* Exercise description *
Transcribe all of the material below word for word and leave out its pictures.

(Records from a data source)
►

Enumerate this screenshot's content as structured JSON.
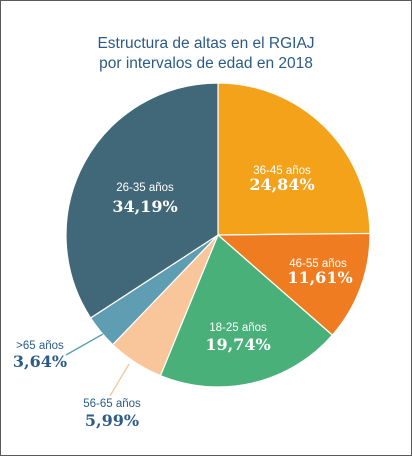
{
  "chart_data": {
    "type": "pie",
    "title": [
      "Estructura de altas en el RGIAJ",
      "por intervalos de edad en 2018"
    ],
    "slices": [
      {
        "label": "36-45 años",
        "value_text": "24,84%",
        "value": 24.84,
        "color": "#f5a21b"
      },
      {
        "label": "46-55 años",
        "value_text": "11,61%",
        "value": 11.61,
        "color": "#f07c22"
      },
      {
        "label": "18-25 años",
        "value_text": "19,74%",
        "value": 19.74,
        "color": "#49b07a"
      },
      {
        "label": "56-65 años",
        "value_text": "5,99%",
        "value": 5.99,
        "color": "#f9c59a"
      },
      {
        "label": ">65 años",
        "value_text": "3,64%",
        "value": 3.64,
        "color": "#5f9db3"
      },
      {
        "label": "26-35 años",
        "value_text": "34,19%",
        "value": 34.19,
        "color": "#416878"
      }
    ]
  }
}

◄

* Answer to this task *
Enumerate this screenshot's content as structured JSON.
{
  "chart_data": {
    "type": "pie",
    "title": [
      "Estructura de altas en el RGIAJ",
      "por intervalos de edad en 2018"
    ],
    "slices": [
      {
        "label": "36-45 años",
        "value_text": "24,84%",
        "value": 24.84,
        "color": "#f5a21b"
      },
      {
        "label": "46-55 años",
        "value_text": "11,61%",
        "value": 11.61,
        "color": "#f07c22"
      },
      {
        "label": "18-25 años",
        "value_text": "19,74%",
        "value": 19.74,
        "color": "#49b07a"
      },
      {
        "label": "56-65 años",
        "value_text": "5,99%",
        "value": 5.99,
        "color": "#f9c59a"
      },
      {
        "label": ">65 años",
        "value_text": "3,64%",
        "value": 3.64,
        "color": "#5f9db3"
      },
      {
        "label": "26-35 años",
        "value_text": "34,19%",
        "value": 34.19,
        "color": "#416878"
      }
    ]
  }
}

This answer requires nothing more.